§ To do:
State the number of lines that contain "Deleted", with no other text.

§ Task material:
* * *
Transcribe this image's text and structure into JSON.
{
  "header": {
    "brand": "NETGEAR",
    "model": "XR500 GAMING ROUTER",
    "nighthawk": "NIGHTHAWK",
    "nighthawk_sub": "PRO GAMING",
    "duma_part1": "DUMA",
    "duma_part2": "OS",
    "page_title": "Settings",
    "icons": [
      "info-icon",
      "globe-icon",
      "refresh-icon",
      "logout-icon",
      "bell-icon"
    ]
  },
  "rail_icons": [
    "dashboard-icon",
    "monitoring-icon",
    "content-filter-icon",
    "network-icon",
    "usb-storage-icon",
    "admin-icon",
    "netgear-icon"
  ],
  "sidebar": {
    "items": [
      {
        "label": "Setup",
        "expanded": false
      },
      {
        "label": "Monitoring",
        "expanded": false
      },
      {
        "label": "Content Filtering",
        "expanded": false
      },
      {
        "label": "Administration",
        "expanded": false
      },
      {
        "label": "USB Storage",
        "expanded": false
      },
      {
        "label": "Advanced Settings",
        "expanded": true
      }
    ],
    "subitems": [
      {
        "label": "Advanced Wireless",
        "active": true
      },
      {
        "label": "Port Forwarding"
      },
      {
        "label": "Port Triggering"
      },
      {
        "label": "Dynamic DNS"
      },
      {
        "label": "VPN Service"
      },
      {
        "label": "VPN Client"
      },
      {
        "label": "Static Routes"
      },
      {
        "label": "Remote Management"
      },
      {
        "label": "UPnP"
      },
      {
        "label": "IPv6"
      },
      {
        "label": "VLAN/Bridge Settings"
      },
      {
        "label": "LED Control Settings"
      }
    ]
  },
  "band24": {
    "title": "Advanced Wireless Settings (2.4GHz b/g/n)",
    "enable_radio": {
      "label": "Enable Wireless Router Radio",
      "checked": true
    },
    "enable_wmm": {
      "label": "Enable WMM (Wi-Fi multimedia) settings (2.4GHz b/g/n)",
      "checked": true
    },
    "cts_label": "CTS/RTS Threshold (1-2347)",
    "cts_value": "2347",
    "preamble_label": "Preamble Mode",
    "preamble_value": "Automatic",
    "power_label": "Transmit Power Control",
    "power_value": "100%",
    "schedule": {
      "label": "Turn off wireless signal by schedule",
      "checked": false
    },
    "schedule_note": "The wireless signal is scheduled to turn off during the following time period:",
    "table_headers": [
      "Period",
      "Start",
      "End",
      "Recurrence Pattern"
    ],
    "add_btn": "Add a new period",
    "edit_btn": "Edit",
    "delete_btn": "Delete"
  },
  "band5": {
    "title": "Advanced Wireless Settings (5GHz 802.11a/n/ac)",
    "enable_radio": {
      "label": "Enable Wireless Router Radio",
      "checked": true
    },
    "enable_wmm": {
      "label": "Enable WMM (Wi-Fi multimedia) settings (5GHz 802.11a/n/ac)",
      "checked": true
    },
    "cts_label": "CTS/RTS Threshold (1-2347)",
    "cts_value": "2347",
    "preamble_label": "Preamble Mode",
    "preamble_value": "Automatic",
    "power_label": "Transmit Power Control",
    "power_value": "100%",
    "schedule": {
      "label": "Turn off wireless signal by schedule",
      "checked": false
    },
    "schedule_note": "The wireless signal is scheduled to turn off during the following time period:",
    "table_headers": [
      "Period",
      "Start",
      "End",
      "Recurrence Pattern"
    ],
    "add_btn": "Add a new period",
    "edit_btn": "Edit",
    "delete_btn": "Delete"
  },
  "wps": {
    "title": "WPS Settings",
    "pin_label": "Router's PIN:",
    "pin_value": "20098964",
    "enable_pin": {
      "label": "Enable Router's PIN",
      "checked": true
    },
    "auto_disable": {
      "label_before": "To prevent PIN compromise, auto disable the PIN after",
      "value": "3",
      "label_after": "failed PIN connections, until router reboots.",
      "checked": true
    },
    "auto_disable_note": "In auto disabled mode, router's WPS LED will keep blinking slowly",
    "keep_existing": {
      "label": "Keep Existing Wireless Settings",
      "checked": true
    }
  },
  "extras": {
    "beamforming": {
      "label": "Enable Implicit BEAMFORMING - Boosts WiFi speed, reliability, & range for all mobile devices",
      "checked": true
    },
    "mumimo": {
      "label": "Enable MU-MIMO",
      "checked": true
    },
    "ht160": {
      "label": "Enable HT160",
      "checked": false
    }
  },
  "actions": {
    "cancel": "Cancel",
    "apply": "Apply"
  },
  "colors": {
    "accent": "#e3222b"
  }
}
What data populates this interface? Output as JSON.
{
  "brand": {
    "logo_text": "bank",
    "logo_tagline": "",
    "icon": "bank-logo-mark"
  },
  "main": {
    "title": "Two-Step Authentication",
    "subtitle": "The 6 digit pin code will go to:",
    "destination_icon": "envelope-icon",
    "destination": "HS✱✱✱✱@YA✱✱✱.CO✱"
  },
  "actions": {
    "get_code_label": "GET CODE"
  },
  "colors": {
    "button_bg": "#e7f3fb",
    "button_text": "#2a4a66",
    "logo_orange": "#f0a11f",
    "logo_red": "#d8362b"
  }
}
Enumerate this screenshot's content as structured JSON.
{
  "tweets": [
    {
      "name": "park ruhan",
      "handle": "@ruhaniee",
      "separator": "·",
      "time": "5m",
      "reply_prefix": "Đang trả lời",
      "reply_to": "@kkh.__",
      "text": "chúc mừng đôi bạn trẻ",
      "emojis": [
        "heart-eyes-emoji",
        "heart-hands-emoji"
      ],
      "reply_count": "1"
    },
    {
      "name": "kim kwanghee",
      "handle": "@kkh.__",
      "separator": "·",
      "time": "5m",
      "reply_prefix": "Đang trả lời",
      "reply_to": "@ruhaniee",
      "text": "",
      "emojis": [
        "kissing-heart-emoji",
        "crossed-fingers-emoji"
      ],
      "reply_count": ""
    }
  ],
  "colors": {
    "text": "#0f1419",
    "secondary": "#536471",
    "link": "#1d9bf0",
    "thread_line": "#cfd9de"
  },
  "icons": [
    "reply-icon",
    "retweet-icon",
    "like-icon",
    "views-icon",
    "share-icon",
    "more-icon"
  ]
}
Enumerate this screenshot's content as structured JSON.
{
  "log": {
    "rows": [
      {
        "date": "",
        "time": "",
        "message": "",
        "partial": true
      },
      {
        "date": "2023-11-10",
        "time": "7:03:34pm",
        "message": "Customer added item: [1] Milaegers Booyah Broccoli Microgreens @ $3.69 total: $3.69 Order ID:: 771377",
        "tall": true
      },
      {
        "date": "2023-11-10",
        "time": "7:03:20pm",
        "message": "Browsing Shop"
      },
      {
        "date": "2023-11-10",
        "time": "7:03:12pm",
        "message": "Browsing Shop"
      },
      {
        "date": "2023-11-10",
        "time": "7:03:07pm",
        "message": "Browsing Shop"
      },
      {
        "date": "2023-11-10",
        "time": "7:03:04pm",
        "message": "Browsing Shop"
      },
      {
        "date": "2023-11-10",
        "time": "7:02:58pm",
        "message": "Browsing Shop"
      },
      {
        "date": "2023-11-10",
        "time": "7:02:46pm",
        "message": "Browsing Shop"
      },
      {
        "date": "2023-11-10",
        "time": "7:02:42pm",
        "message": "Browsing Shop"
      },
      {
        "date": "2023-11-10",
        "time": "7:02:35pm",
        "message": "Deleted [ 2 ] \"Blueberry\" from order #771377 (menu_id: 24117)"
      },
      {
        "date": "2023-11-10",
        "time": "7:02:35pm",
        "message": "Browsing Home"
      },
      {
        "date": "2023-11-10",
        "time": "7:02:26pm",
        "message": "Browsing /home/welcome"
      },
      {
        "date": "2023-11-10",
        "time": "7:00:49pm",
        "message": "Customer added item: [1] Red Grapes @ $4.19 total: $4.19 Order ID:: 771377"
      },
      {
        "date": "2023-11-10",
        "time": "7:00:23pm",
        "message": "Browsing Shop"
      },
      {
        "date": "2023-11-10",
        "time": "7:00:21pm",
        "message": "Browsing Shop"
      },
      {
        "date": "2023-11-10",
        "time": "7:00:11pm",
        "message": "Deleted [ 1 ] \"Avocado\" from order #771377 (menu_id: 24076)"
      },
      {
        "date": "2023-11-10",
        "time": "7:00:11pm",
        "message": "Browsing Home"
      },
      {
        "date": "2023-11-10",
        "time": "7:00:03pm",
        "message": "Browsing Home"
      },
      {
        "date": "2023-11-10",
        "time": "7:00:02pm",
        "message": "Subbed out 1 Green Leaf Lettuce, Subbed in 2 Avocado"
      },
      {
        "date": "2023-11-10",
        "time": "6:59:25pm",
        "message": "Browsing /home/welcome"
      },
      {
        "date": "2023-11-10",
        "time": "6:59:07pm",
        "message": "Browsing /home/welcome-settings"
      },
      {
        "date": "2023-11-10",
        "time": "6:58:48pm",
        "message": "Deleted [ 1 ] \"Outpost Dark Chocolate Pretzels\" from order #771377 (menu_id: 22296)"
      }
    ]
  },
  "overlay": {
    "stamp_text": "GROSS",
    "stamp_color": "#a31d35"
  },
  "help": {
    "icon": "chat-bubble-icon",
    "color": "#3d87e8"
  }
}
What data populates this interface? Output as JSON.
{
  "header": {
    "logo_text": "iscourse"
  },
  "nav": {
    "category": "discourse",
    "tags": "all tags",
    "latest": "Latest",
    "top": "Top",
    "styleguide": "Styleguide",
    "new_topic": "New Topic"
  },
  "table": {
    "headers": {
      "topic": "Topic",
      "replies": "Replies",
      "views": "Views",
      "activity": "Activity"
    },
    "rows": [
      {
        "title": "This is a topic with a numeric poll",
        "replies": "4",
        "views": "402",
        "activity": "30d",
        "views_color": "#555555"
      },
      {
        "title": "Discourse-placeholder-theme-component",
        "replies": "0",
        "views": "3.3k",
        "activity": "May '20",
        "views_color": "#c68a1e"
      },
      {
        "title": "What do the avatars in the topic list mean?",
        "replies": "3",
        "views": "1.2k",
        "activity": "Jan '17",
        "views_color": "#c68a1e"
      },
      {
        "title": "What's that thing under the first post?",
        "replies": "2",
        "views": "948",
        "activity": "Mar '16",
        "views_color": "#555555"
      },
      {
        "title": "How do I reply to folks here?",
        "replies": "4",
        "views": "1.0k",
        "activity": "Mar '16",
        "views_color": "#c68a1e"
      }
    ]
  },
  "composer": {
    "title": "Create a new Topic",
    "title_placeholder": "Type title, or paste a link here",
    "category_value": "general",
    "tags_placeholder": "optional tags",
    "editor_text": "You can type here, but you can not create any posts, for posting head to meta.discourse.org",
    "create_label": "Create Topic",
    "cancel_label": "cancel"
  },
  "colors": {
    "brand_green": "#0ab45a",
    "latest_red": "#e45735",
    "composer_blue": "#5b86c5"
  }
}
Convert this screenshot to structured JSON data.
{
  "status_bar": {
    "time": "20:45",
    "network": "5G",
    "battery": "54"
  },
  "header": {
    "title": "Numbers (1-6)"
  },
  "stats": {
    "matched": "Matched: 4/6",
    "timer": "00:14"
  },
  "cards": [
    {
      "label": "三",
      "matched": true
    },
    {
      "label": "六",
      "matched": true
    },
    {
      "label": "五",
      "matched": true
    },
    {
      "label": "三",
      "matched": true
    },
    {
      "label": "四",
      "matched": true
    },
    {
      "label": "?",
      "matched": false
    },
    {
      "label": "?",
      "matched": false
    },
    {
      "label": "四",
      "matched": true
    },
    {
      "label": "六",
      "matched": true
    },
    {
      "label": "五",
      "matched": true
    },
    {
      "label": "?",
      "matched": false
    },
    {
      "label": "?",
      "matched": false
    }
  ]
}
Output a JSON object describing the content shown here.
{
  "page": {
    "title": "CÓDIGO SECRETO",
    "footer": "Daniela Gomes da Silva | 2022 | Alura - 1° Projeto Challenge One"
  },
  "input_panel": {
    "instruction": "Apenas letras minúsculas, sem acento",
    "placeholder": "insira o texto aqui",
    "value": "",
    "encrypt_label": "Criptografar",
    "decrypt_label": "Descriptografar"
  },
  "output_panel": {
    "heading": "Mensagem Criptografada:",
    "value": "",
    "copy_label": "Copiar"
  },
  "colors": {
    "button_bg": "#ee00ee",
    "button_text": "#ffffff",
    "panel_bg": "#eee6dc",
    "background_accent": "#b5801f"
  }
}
* * *
§ Written reply:
3